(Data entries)
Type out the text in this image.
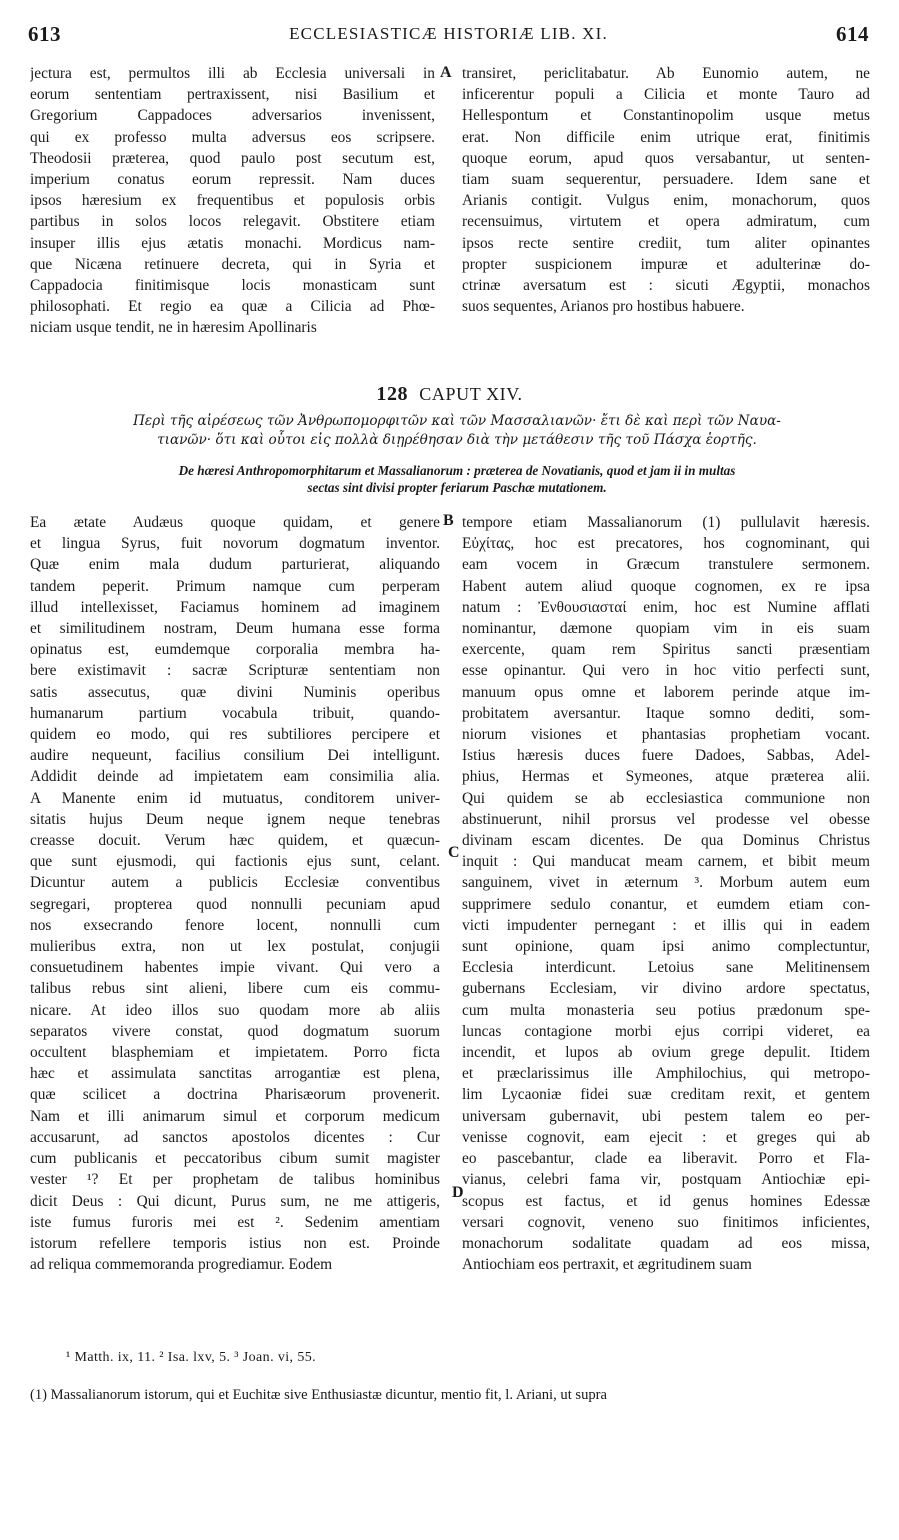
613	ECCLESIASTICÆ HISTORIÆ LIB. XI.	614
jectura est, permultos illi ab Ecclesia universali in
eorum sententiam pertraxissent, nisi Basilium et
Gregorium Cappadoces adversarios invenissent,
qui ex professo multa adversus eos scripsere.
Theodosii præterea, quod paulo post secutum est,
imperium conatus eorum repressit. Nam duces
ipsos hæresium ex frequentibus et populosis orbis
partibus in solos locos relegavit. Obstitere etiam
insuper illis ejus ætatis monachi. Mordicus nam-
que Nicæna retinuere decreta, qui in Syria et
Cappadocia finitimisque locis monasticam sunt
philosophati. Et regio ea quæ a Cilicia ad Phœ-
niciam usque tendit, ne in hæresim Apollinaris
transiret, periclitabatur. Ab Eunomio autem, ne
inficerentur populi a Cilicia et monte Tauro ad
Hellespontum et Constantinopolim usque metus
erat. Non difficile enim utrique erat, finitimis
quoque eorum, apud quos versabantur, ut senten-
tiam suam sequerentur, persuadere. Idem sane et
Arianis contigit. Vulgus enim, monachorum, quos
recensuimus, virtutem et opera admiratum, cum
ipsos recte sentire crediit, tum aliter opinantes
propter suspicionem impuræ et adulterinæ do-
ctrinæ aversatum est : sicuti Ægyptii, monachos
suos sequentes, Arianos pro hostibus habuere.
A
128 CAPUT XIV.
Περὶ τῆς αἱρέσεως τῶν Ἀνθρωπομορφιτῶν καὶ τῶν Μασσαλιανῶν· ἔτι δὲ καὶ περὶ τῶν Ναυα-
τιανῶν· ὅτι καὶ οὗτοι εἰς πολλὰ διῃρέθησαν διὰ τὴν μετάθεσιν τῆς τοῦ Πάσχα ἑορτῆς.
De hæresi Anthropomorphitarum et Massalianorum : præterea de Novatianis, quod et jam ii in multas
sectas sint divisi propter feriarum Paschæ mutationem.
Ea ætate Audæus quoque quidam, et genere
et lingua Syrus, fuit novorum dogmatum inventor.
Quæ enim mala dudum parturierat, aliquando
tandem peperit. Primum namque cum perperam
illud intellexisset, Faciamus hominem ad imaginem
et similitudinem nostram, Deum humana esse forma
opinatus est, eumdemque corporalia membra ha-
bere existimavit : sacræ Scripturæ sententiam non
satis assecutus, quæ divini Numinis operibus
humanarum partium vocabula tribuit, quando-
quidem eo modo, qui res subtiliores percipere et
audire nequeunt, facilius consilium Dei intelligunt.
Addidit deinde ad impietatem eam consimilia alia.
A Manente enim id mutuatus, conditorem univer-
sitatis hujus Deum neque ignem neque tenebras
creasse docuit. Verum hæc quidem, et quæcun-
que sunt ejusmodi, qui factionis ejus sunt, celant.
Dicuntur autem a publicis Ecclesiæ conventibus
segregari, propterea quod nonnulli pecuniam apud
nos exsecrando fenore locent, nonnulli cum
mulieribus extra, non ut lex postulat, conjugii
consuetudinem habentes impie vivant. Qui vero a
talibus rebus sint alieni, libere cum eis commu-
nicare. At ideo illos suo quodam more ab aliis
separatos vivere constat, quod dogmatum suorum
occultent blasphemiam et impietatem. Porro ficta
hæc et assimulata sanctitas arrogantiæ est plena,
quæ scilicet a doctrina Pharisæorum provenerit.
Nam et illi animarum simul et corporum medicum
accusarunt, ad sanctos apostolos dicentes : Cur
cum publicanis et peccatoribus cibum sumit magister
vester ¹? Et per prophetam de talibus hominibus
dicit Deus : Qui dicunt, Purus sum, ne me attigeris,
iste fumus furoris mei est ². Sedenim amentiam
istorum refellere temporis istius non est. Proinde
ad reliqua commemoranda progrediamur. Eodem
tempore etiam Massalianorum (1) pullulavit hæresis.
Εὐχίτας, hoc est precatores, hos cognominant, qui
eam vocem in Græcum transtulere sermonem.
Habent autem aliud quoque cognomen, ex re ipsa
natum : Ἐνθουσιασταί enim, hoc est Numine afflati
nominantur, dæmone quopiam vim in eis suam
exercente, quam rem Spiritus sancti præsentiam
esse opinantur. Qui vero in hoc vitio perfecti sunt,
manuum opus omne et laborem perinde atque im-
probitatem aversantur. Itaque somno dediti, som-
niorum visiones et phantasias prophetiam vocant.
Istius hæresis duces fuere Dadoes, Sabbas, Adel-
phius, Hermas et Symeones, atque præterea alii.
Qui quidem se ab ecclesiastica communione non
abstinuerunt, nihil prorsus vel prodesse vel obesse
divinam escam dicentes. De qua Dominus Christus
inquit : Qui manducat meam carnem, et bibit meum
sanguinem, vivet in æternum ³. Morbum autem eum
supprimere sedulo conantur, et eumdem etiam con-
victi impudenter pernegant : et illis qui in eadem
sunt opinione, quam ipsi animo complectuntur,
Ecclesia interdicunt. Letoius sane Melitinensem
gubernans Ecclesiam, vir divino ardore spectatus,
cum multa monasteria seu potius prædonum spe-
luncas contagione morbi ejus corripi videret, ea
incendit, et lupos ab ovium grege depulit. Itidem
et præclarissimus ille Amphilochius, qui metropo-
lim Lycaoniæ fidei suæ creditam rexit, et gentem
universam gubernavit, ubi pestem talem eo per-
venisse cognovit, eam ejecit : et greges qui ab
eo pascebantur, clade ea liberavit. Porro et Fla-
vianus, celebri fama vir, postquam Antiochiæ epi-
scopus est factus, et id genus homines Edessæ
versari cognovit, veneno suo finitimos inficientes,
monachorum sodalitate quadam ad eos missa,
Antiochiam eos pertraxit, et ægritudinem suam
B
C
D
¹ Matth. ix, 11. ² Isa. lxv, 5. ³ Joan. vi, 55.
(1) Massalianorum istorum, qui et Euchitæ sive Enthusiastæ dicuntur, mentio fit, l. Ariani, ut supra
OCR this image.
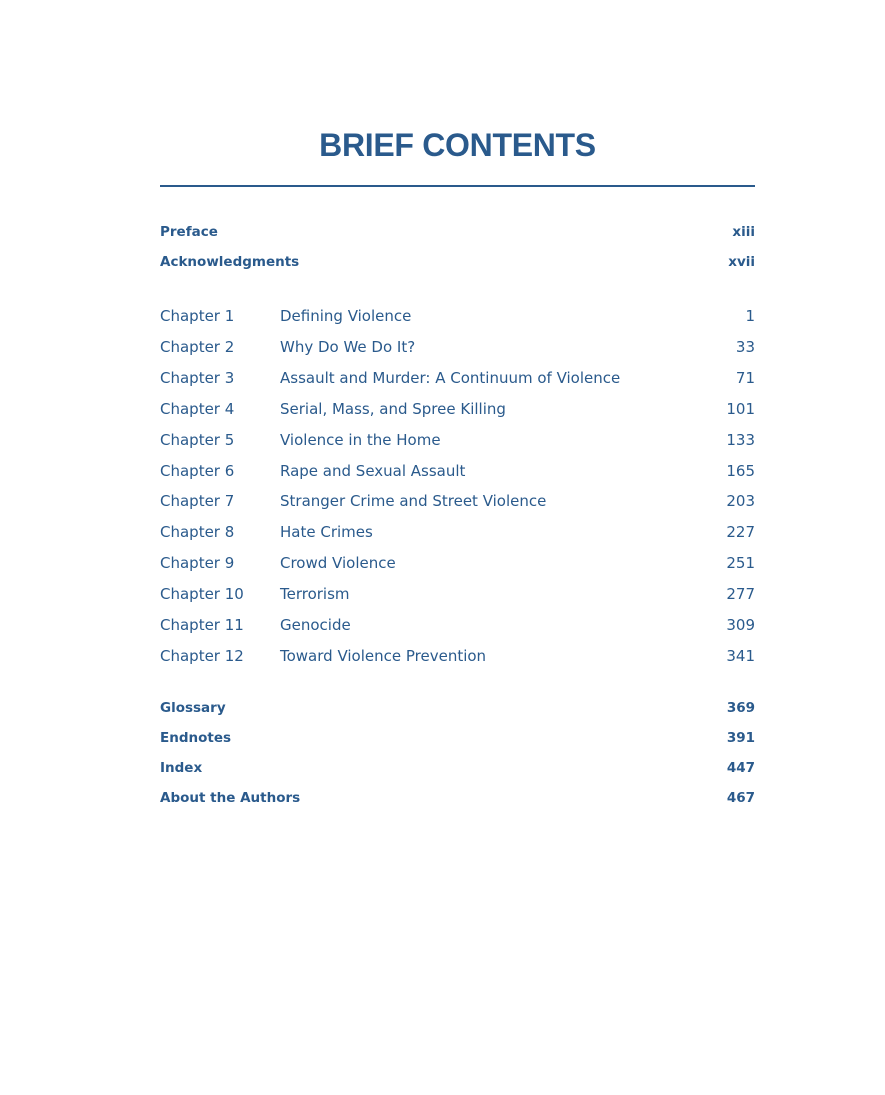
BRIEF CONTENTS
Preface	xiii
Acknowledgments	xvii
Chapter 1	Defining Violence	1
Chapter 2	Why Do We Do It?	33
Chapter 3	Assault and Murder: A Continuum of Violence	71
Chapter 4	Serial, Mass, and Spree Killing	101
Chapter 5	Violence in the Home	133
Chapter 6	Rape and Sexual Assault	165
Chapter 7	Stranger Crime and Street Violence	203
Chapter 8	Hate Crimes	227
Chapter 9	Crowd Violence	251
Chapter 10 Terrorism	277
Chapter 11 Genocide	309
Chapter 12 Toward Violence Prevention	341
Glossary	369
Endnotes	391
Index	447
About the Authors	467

**Brief**
Repeat the data exactly in full, omitting its pictures.

**The response**
Type out the text in this image.
613	ECCLESIASTICÆ HISTORIÆ LIB. XI.	614
jectura est, permultos illi ab Ecclesia universali in
eorum sententiam pertraxissent, nisi Basilium et
Gregorium Cappadoces adversarios invenissent,
qui ex professo multa adversus eos scripsere.
Theodosii præterea, quod paulo post secutum est,
imperium conatus eorum repressit. Nam duces
ipsos hæresium ex frequentibus et populosis orbis
partibus in solos locos relegavit. Obstitere etiam
insuper illis ejus ætatis monachi. Mordicus nam-
que Nicæna retinuere decreta, qui in Syria et
Cappadocia finitimisque locis monasticam sunt
philosophati. Et regio ea quæ a Cilicia ad Phœ-
niciam usque tendit, ne in hæresim Apollinaris
transiret, periclitabatur. Ab Eunomio autem, ne
inficerentur populi a Cilicia et monte Tauro ad
Hellespontum et Constantinopolim usque metus
erat. Non difficile enim utrique erat, finitimis
quoque eorum, apud quos versabantur, ut senten-
tiam suam sequerentur, persuadere. Idem sane et
Arianis contigit. Vulgus enim, monachorum, quos
recensuimus, virtutem et opera admiratum, cum
ipsos recte sentire crediit, tum aliter opinantes
propter suspicionem impuræ et adulterinæ do-
ctrinæ aversatum est : sicuti Ægyptii, monachos
suos sequentes, Arianos pro hostibus habuere.
A
128 CAPUT XIV.
Περὶ τῆς αἱρέσεως τῶν Ἀνθρωπομορφιτῶν καὶ τῶν Μασσαλιανῶν· ἔτι δὲ καὶ περὶ τῶν Ναυα-
τιανῶν· ὅτι καὶ οὗτοι εἰς πολλὰ διῃρέθησαν διὰ τὴν μετάθεσιν τῆς τοῦ Πάσχα ἑορτῆς.
De hæresi Anthropomorphitarum et Massalianorum : præterea de Novatianis, quod et jam ii in multas
sectas sint divisi propter feriarum Paschæ mutationem.
Ea ætate Audæus quoque quidam, et genere
et lingua Syrus, fuit novorum dogmatum inventor.
Quæ enim mala dudum parturierat, aliquando
tandem peperit. Primum namque cum perperam
illud intellexisset, Faciamus hominem ad imaginem
et similitudinem nostram, Deum humana esse forma
opinatus est, eumdemque corporalia membra ha-
bere existimavit : sacræ Scripturæ sententiam non
satis assecutus, quæ divini Numinis operibus
humanarum partium vocabula tribuit, quando-
quidem eo modo, qui res subtiliores percipere et
audire nequeunt, facilius consilium Dei intelligunt.
Addidit deinde ad impietatem eam consimilia alia.
A Manente enim id mutuatus, conditorem univer-
sitatis hujus Deum neque ignem neque tenebras
creasse docuit. Verum hæc quidem, et quæcun-
que sunt ejusmodi, qui factionis ejus sunt, celant.
Dicuntur autem a publicis Ecclesiæ conventibus
segregari, propterea quod nonnulli pecuniam apud
nos exsecrando fenore locent, nonnulli cum
mulieribus extra, non ut lex postulat, conjugii
consuetudinem habentes impie vivant. Qui vero a
talibus rebus sint alieni, libere cum eis commu-
nicare. At ideo illos suo quodam more ab aliis
separatos vivere constat, quod dogmatum suorum
occultent blasphemiam et impietatem. Porro ficta
hæc et assimulata sanctitas arrogantiæ est plena,
quæ scilicet a doctrina Pharisæorum provenerit.
Nam et illi animarum simul et corporum medicum
accusarunt, ad sanctos apostolos dicentes : Cur
cum publicanis et peccatoribus cibum sumit magister
vester ¹? Et per prophetam de talibus hominibus
dicit Deus : Qui dicunt, Purus sum, ne me attigeris,
iste fumus furoris mei est ². Sedenim amentiam
istorum refellere temporis istius non est. Proinde
ad reliqua commemoranda progrediamur. Eodem
tempore etiam Massalianorum (1) pullulavit hæresis.
Εὐχίτας, hoc est precatores, hos cognominant, qui
eam vocem in Græcum transtulere sermonem.
Habent autem aliud quoque cognomen, ex re ipsa
natum : Ἐνθουσιασταί enim, hoc est Numine afflati
nominantur, dæmone quopiam vim in eis suam
exercente, quam rem Spiritus sancti præsentiam
esse opinantur. Qui vero in hoc vitio perfecti sunt,
manuum opus omne et laborem perinde atque im-
probitatem aversantur. Itaque somno dediti, som-
niorum visiones et phantasias prophetiam vocant.
Istius hæresis duces fuere Dadoes, Sabbas, Adel-
phius, Hermas et Symeones, atque præterea alii.
Qui quidem se ab ecclesiastica communione non
abstinuerunt, nihil prorsus vel prodesse vel obesse
divinam escam dicentes. De qua Dominus Christus
inquit : Qui manducat meam carnem, et bibit meum
sanguinem, vivet in æternum ³. Morbum autem eum
supprimere sedulo conantur, et eumdem etiam con-
victi impudenter pernegant : et illis qui in eadem
sunt opinione, quam ipsi animo complectuntur,
Ecclesia interdicunt. Letoius sane Melitinensem
gubernans Ecclesiam, vir divino ardore spectatus,
cum multa monasteria seu potius prædonum spe-
luncas contagione morbi ejus corripi videret, ea
incendit, et lupos ab ovium grege depulit. Itidem
et præclarissimus ille Amphilochius, qui metropo-
lim Lycaoniæ fidei suæ creditam rexit, et gentem
universam gubernavit, ubi pestem talem eo per-
venisse cognovit, eam ejecit : et greges qui ab
eo pascebantur, clade ea liberavit. Porro et Fla-
vianus, celebri fama vir, postquam Antiochiæ epi-
scopus est factus, et id genus homines Edessæ
versari cognovit, veneno suo finitimos inficientes,
monachorum sodalitate quadam ad eos missa,
Antiochiam eos pertraxit, et ægritudinem suam
B
C
D
¹ Matth. ix, 11. ² Isa. lxv, 5. ³ Joan. vi, 55.
(1) Massalianorum istorum, qui et Euchitæ sive Enthusiastæ dicuntur, mentio fit, l. Ariani, ut supra
OCR this image.
BRIEF CONTENTS
Preface	xiii
Acknowledgments	xvii
Chapter 1	Defining Violence	1
Chapter 2	Why Do We Do It?	33
Chapter 3	Assault and Murder: A Continuum of Violence	71
Chapter 4	Serial, Mass, and Spree Killing	101
Chapter 5	Violence in the Home	133
Chapter 6	Rape and Sexual Assault	165
Chapter 7	Stranger Crime and Street Violence	203
Chapter 8	Hate Crimes	227
Chapter 9	Crowd Violence	251
Chapter 10 Terrorism	277
Chapter 11 Genocide	309
Chapter 12 Toward Violence Prevention	341
Glossary	369
Endnotes	391
Index	447
About the Authors	467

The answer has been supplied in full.